### Your objective
List the lines of this listing that hold the word "inferences".

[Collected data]
===

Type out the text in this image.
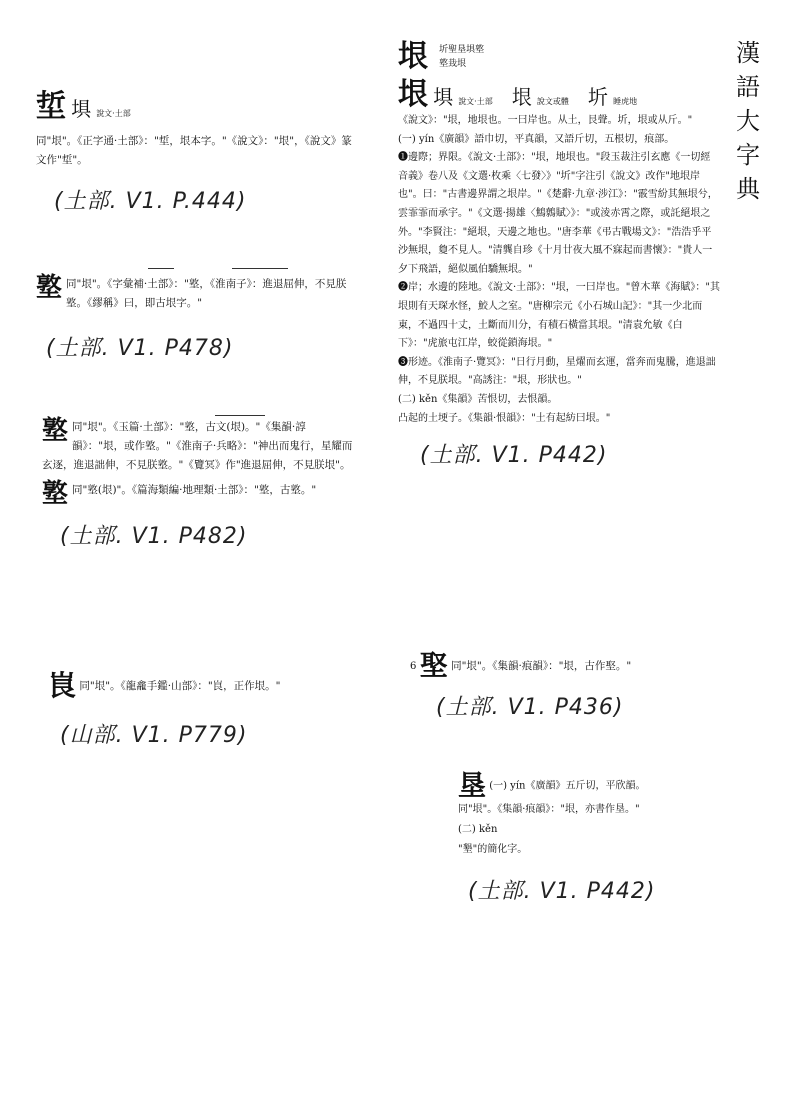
漢
語
大
字
典
埑 埧 說文·土部
同"垠"。《正字通·土部》："埑，垠本字。"《說文》："垠"，《說文》篆文作"埑"。
(土部. V1. P.444)
墪 同"垠"。《字彙補·土部》："墪，《淮南子》：進退屈伸，不見朕墪。《繆稱》曰，即古垠字。"
(土部. V1. P478)
墪 同"垠"。《玉篇·土部》："墪，古文(垠)。"《集韻·諄韻》："垠，或作墪。"《淮南子·兵略》："神出而鬼行，星耀而玄逐，進退詘伸，不見朕墪。"《覽冥》作"進退屈伸，不見朕垠"。
墪 同"墪(垠)"。《篇海類編·地理類·土部》："墪，古墪。"
(土部. V1. P482)
峎 同"垠"。《龍龕手鑑·山部》："峎，正作垠。"
(山部. V1. P779)
垠 圻聖垦埧墪
墪㘽垠
垠 埧 說文·土部 垠 說文或體 圻 睡虎地
《說文》："垠，地垠也。一曰岸也。从土，艮聲。圻，垠或从斤。"
(一) yín《廣韻》語巾切，平真韻，又語斤切，五根切，痕部。
❶邊際；界限。《說文·土部》："垠，地垠也。"段玉裁注引玄應《一切經音義》卷八及《文選·枚乘〈七發〉》"圻"字注引《說文》改作"地垠岸也"。曰："古書邊界謂之垠岸。"《楚辭·九章·涉江》："霰雪紛其無垠兮，雲霏霏而承宇。"《文選·揚雄〈鷦鷯賦〉》："或淩赤霄之際，或託絕垠之外。"李賢注："絕垠，天邊之地也。"唐李華《弔古戰場文》："浩浩乎平沙無垠，敻不見人。"清龔自珍《十月廿夜大風不寐起而書懷》："貴人一夕下飛語，絕似風伯驕無垠。"
❷岸；水邊的陸地。《說文·土部》："垠，一曰岸也。"曾木華《海賦》："其垠則有天琛水怪，鮫人之室。"唐柳宗元《小石城山記》："其一少北而東，不過四十丈，土斷而川分，有積石橫當其垠。"清袁允敏《白下》："虎旅屯江岸，蛟從鎖海垠。"
❸形迹。《淮南子·覽冥》："日行月動，星燿而玄運，當奔而鬼騰，進退詘伸，不見朕垠。"高誘注："垠，形狀也。"
(二) kěn《集韻》苦恨切，去恨韻。
凸起的土埂子。《集韻·恨韻》："土有起紡曰垠。"
(土部. V1. P442)
6 埾 同"垠"。《集韻·痕韻》："垠，古作埾。"
(土部. V1. P436)
垦 (一) yín《廣韻》五斤切，平欣韻。
同"垠"。《集韻·痕韻》："垠，亦書作垦。"
(二) kěn
"墾"的簡化字。
(土部. V1. P442)
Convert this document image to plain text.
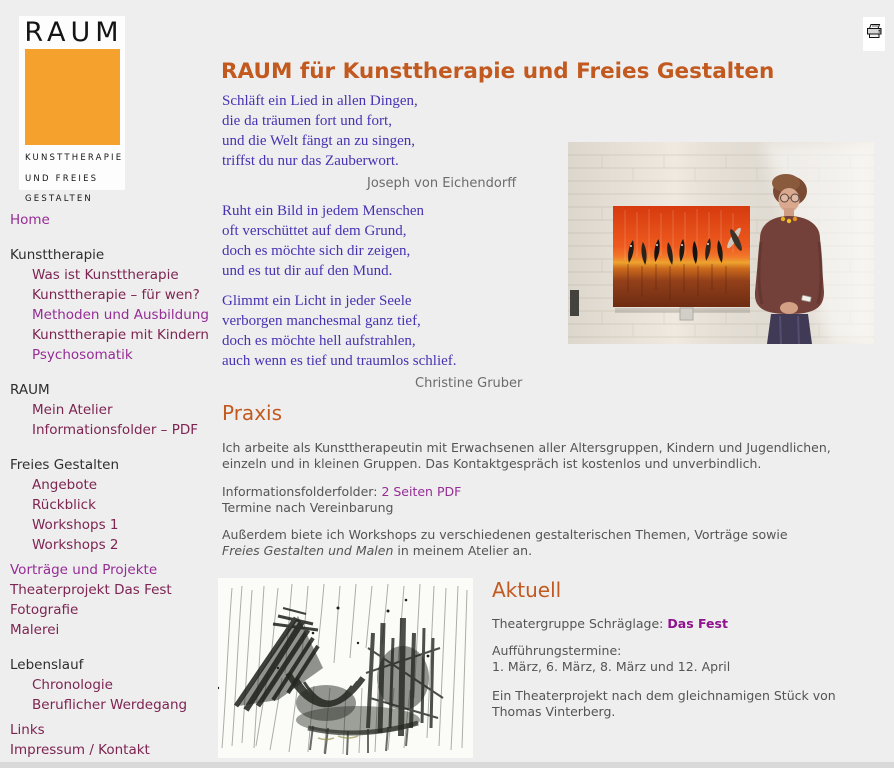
RAUM
KUNSTTHERAPIE
UND FREIES
GESTALTEN
Home
Kunsttherapie
Was ist Kunsttherapie
Kunsttherapie – für wen?
Methoden und Ausbildung
Kunsttherapie mit Kindern
Psychosomatik
RAUM
Mein Atelier
Informationsfolder – PDF
Freies Gestalten
Angebote
Rückblick
Workshops 1
Workshops 2
Vorträge und Projekte
Theaterprojekt Das Fest
Fotografie
Malerei
Lebenslauf
Chronologie
Beruflicher Werdegang
Links
Impressum / Kontakt
RAUM für Kunsttherapie und Freies Gestalten
Schläft ein Lied in allen Dingen,
die da träumen fort und fort,
und die Welt fängt an zu singen,
triffst du nur das Zauberwort.
Joseph von Eichendorff
Ruht ein Bild in jedem Menschen
oft verschüttet auf dem Grund,
doch es möchte sich dir zeigen,
und es tut dir auf den Mund.
Glimmt ein Licht in jeder Seele
verborgen manchesmal ganz tief,
doch es möchte hell aufstrahlen,
auch wenn es tief und traumlos schlief.
Christine Gruber
Praxis
Ich arbeite als Kunsttherapeutin mit Erwachsenen aller Altersgruppen, Kindern und Jugendlichen,
einzeln und in kleinen Gruppen. Das Kontaktgespräch ist kostenlos und unverbindlich.
Informationsfolderfolder: 2 Seiten PDF
Termine nach Vereinbarung
Außerdem biete ich Workshops zu verschiedenen gestalterischen Themen, Vorträge sowie
Freies Gestalten und Malen in meinem Atelier an.
Aktuell
Theatergruppe Schräglage: Das Fest
Aufführungstermine:
1. März, 6. März, 8. März und 12. April
Ein Theaterprojekt nach dem gleichnamigen Stück von
Thomas Vinterberg.
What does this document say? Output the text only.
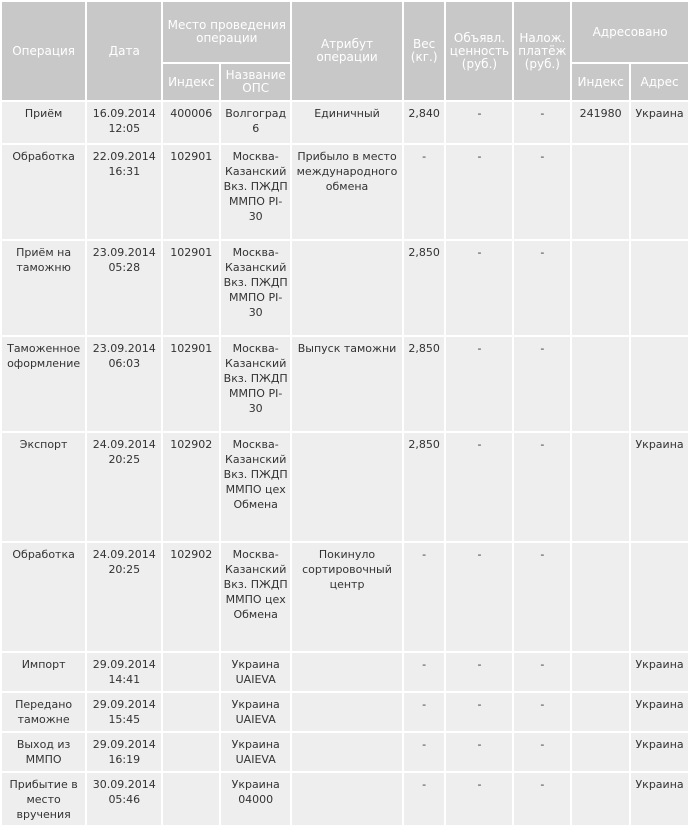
Операция	Дата	Место проведения операции		Атрибут операции	Вес (кг.)	Объявл. ценность (руб.)	Налож. платёж (руб.)	Адресовано	
		Индекс	Название ОПС					Индекс	Адрес
Приём	16.09.2014 12:05	400006	Волгоград 6	Единичный	2,840	-	-	241980	Украина
Обработка	22.09.2014 16:31	102901	Москва-Казанский Вкз. ПЖДП ММПО PI-30	Прибыло в место международного обмена	-	-	-		
Приём на таможню	23.09.2014 05:28	102901	Москва-Казанский Вкз. ПЖДП ММПО PI-30		2,850	-	-		
Таможенное оформление	23.09.2014 06:03	102901	Москва-Казанский Вкз. ПЖДП ММПО PI-30	Выпуск таможни	2,850	-	-		
Экспорт	24.09.2014 20:25	102902	Москва-Казанский Вкз. ПЖДП ММПО цех Обмена		2,850	-	-		Украина
Обработка	24.09.2014 20:25	102902	Москва-Казанский Вкз. ПЖДП ММПО цех Обмена	Покинуло сортировочный центр	-	-	-		
Импорт	29.09.2014 14:41		Украина UAIEVA		-	-	-		Украина
Передано таможне	29.09.2014 15:45		Украина UAIEVA		-	-	-		Украина
Выход из ММПО	29.09.2014 16:19		Украина UAIEVA		-	-	-		Украина
Прибытие в место вручения	30.09.2014 05:46		Украина 04000		-	-	-		Украина
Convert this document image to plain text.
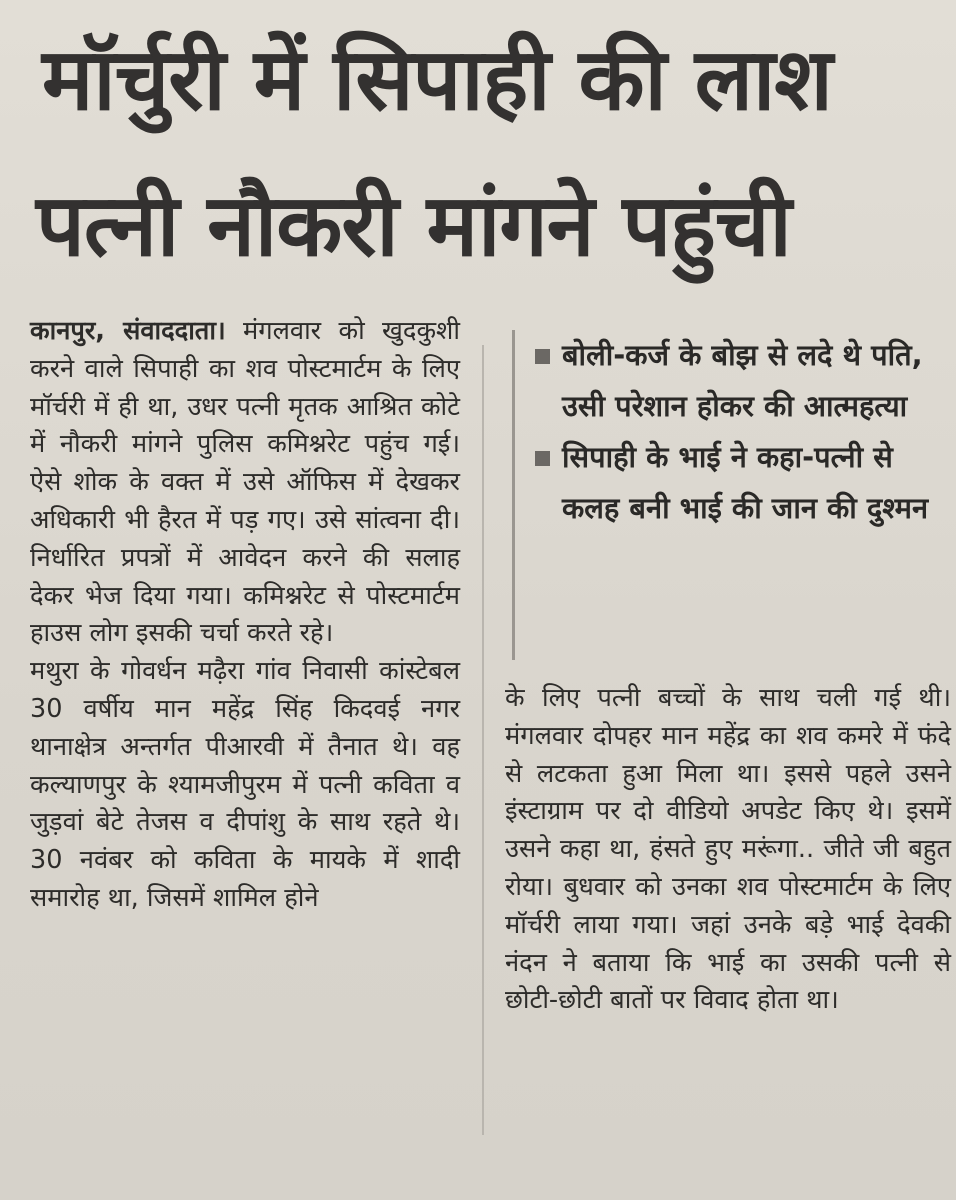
मॉर्चुरी में सिपाही की लाश
पत्नी नौकरी मांगने पहुंची

कानपुर, संवाददाता। मंगलवार को खुदकुशी करने वाले सिपाही का शव पोस्टमार्टम के लिए मॉर्चरी में ही था, उधर पत्नी मृतक आश्रित कोटे में नौकरी मांगने पुलिस कमिश्नरेट पहुंच गई। ऐसे शोक के वक्त में उसे ऑफिस में देखकर अधिकारी भी हैरत में पड़ गए। उसे सांत्वना दी। निर्धारित प्रपत्रों में आवेदन करने की सलाह देकर भेज दिया गया। कमिश्नरेट से पोस्टमार्टम हाउस लोग इसकी चर्चा करते रहे।

मथुरा के गोवर्धन मढ़ैरा गांव निवासी कांस्टेबल 30 वर्षीय मान महेंद्र सिंह किदवई नगर थानाक्षेत्र अन्तर्गत पीआरवी में तैनात थे। वह कल्याणपुर के श्यामजीपुरम में पत्नी कविता व जुड़वां बेटे तेजस व दीपांशु के साथ रहते थे। 30 नवंबर को कविता के मायके में शादी समारोह था, जिसमें शामिल होने

बोली-कर्ज के बोझ से लदे थे पति, उसी परेशान होकर की आत्महत्या
सिपाही के भाई ने कहा-पत्नी से कलह बनी भाई की जान की दुश्मन

के लिए पत्नी बच्चों के साथ चली गई थी। मंगलवार दोपहर मान महेंद्र का शव कमरे में फंदे से लटकता हुआ मिला था। इससे पहले उसने इंस्टाग्राम पर दो वीडियो अपडेट किए थे। इसमें उसने कहा था, हंसते हुए मरूंगा.. जीते जी बहुत रोया। बुधवार को उनका शव पोस्टमार्टम के लिए मॉर्चरी लाया गया। जहां उनके बड़े भाई देवकी नंदन ने बताया कि भाई का उसकी पत्नी से छोटी-छोटी बातों पर विवाद होता था।
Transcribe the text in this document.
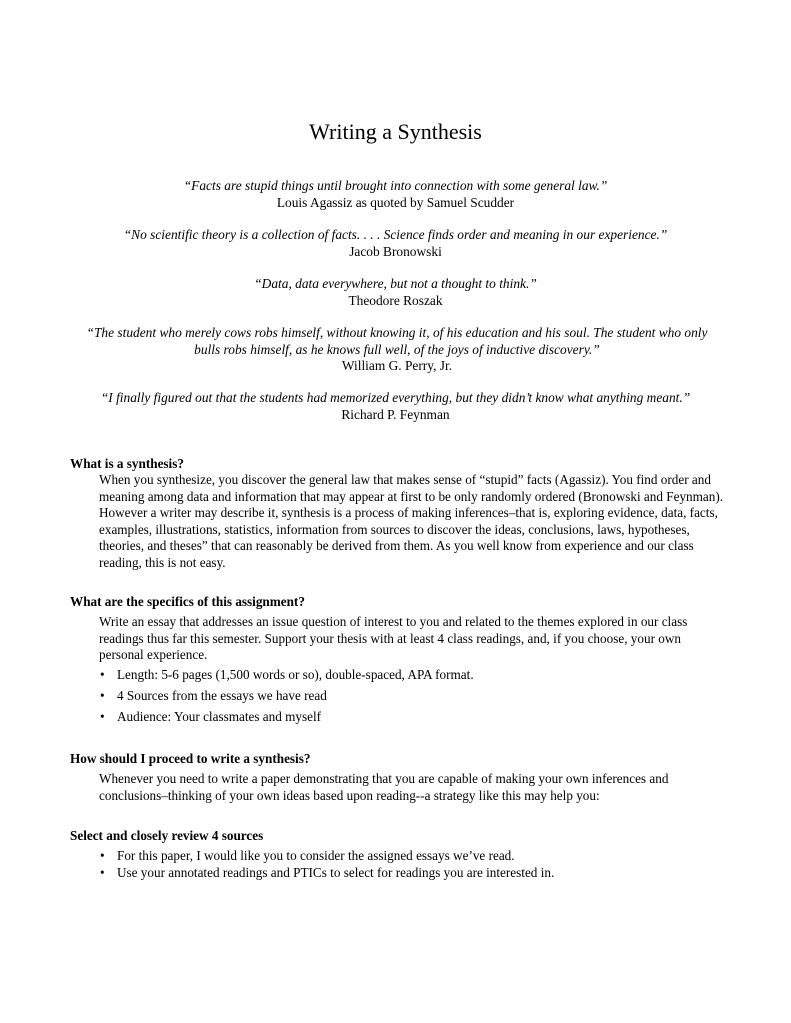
Writing a Synthesis
“Facts are stupid things until brought into connection with some general law.”
Louis Agassiz as quoted by Samuel Scudder
“No scientific theory is a collection of facts. . . . Science finds order and meaning in our experience.”
Jacob Bronowski
“Data, data everywhere, but not a thought to think.”
Theodore Roszak
“The student who merely cows robs himself, without knowing it, of his education and his soul. The student who only bulls robs himself, as he knows full well, of the joys of inductive discovery.”
William G. Perry, Jr.
“I finally figured out that the students had memorized everything, but they didn’t know what anything meant.”
Richard P. Feynman
What is a synthesis?
When you synthesize, you discover the general law that makes sense of “stupid” facts (Agassiz). You find order and meaning among data and information that may appear at first to be only randomly ordered (Bronowski and Feynman). However a writer may describe it, synthesis is a process of making inferences–that is, exploring evidence, data, facts, examples, illustrations, statistics, information from sources to discover the ideas, conclusions, laws, hypotheses, theories, and theses” that can reasonably be derived from them. As you well know from experience and our class reading, this is not easy.
What are the specifics of this assignment?
Write an essay that addresses an issue question of interest to you and related to the themes explored in our class readings thus far this semester. Support your thesis with at least 4 class readings, and, if you choose, your own personal experience.
• Length: 5-6 pages (1,500 words or so), double-spaced, APA format.
• 4 Sources from the essays we have read
• Audience: Your classmates and myself
How should I proceed to write a synthesis?
Whenever you need to write a paper demonstrating that you are capable of making your own inferences and conclusions–thinking of your own ideas based upon reading--a strategy like this may help you:
Select and closely review 4 sources
• For this paper, I would like you to consider the assigned essays we’ve read.
• Use your annotated readings and PTICs to select for readings you are interested in.
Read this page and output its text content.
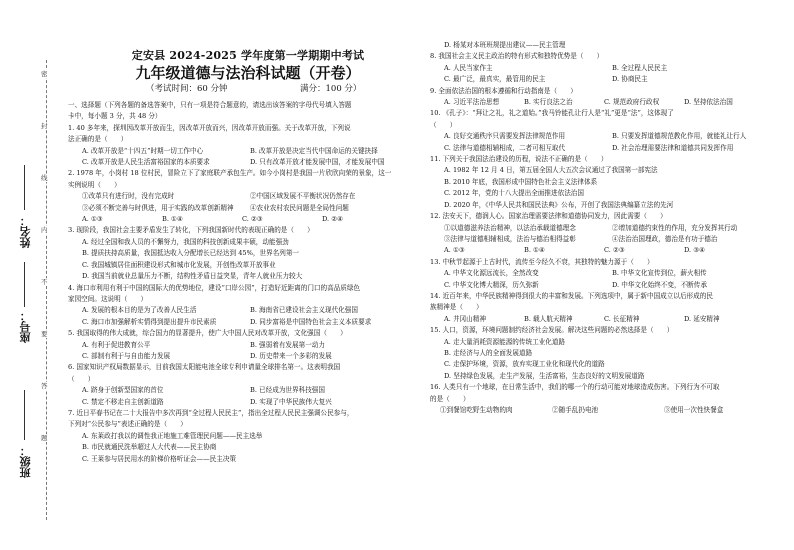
姓名：
座号：
班级：
密
封
线
内
不
要
答
题
定安县 2024-2025 学年度第一学期期中考试
九年级道德与法治科试题（开卷）
（考试时间：60 分钟	满分：100 分）

一、选择题（下列各题的备选答案中，只有一项是符合题意的，请选出该答案的字母代号填入答题

卡中，每小题 3 分，共 48 分）

1. 40 多年来，探圳因改革开放而生，因改革开放而兴，因改革开放而强。关于改革开放，下列说

法正确的是（　　）

A. 改革开放是“十四五”时期一切工作中心	B. 改革开放是决定当代中国命运的关键抉择

C. 改革开放是人民生活富裕国家的本质要求	D. 只有改革开放才能发展中国，才能发展中国

2. 1978 年，小岗村 18 位村民，冒险立下了家庭联产承包生产。如今小岗村是我国一片欣欣向荣的景象，这一

实例说明（　　）

①改革只有进行时，没有完成时	②中国区域发展不平衡状况仍然存在

③必须不断完善与时俱进，用于实践的改革创新精神	④农业农村农民问题是全局性问题

A. ①③	B. ①④	C. ②③	D. ②④

3. 现阶段，我国社会主要矛盾发生了转化，下列我国新时代的表现正确的是（　　）

A. 经过全国和我人员的不懈努力，我国的科技创新成果丰硕，动能强劲

B. 提质扶持高质量，我国抵达收入分配增长已经达到 45%，世界名列第一

C. 我国城镇居住面积建设形式和城市化发展，开创性改革开放事业

D. 我国当前就业总量压力不断，结构性矛盾日益突显，青年人就业压力较大

4. 海口市利用有利于中国的国际大的优势地位，建设“口岸公园”，打造好近距离的门口的高品质绿色

家园空间。这说明（　　）

A. 发展的根本目的是为了改善人民生活	B. 海南省已建设社会主义现代化强国

C. 海口市加强解析实情得到提出提升市民素质	D. 同步富裕是中国特色社会主义本质要求

5. 我国取得的伟大成就，综合国力的显著提升，使广大中国人民对改革开放，文化强国（　　）

A. 有利于促进教育公平	B. 强弱着有发展第一动力

C. 部制有利于与自由能力发展	D. 历史带来一个多彩的发展

6. 国家知识产权局数据显示，目前我国太阳能电池全球专利申请量全球排名第一。这表明我国

（　　）

A. 跻身于创新型国家的首位	B. 已经成为世界科技强国

C. 禁定不移走自主创新道路	D. 实现了中华民族伟大复兴

7. 近日平春书记在二十大报告中多次再到“全过程人民民主”，指出全过程人民民主强调公民参与，

下列对“公民参与”表述正确的是（　　）

A. 东莱政打我以的调性我正地施工难管理民问题——民主选举

B. 市民就通民洗举超过人大代表——民主协商

C. 王莱参与居民用水的阶梯价格听证会——民主决策

D. 杨某对本班班规提出建议——民主管理

8. 我国社会主义民主政治的特有形式和独特优势是（　　）

A. 人民当家作主	B. 全过程人民民主

C. 最广泛，最真实，最管用的民主	D. 协商民主

9. 全面依法治国的根本遵循和行动指南是（　　）

A. 习近平法治思想	B. 实行良法之治	C. 规范政府行政权	D. 坚持依法治国

10. 《孔子》：“拜让之礼，礼之道始。”我马铃能孔让行人是“礼”更是“法”，这体现了

（　　）

A. 良好交通秩序只需要发挥法律规范作用	B. 只要发挥道德规范教化作用，就能礼让行人

C. 法律与道德相辅相成，二者可相互取代	D. 社会治理需要法律和道德共同发挥作用

11. 下列关于我国法治建设的历程，说法不正确的是（　　）

A. 1982 年 12 月 4 日，第五届全国人大五次会议通过了我国第一部宪法

B. 2010 年底，我国形成中国特色社会主义法律体系

C. 2012 年，党的十八大提出全面推进依法治国

D. 2020 年，《中华人民共和国民法典》公布，开创了我国法典编纂立法的先河

12. 法安天下，德润人心。国家治理需要法律和道德协同发力，因此需要（　　）

①以道德滋养法治精神，以法治承载道德理念	②增加道德约束性的作用，充分发挥其行动

③法律与道德相辅相成，法治与德治相得益彰	④法治治国理政，德治是有功于德治

A. ①③	B. ①④	C. ②③	D. ③④

13. 中秋节起源于上古时代，流传至今经久不衰，其独特的魅力源于（　　）

A. 中华文化源远流长，全然改变	B. 中华文化宣传到位，薪火相传

C. 中华文化博大精深，历久弥新	D. 中华文化始终不变，不断传承

14. 近百年来，中华民族精神得到很大的丰富和发展。下列选项中，属于新中国成立以后形成的民

族精神是（　　）

A. 井冈山精神	B. 载人航天精神	C. 长征精神	D. 延安精神

15. 人口，资源，环境问题制约经济社会发展。解决这些问题的必然选择是（　　）

A. 走大量消耗资源能源的传统工业化道路

B. 走经济与人的全面发展道路

C. 走保护环境，资源，放弃实现工业化和现代化的道路

D. 坚持绿色发展，走生产发展，生活富裕，生态良好的文明发展道路

16. 人类只有一个地球，在日常生活中，我们的哪一个的行动可能对地球造成伤害。下列行为不可取

的是（　　）

①到餐馆吃野生动物的肉	②随手乱扔电池	③使用一次性快餐盒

===

### In response
When you synthesize, you discover the general law that makes sense of “stupid” facts (Agassiz). You find order and meaning among data and information that may appear at first to be only randomly ordered (Bronowski and Feynman). However a writer may describe it, synthesis is a process of making inferences–that is, exploring evidence, data, facts, examples, illustrations, statistics, information from sources to discover the ideas, conclusions, laws, hypotheses, theories, and theses” that can reasonably be derived from them. As you well know from experience and our class reading, this is not easy.
Whenever you need to write a paper demonstrating that you are capable of making your own inferences and conclusions–thinking of your own ideas based upon reading--a strategy like this may help you:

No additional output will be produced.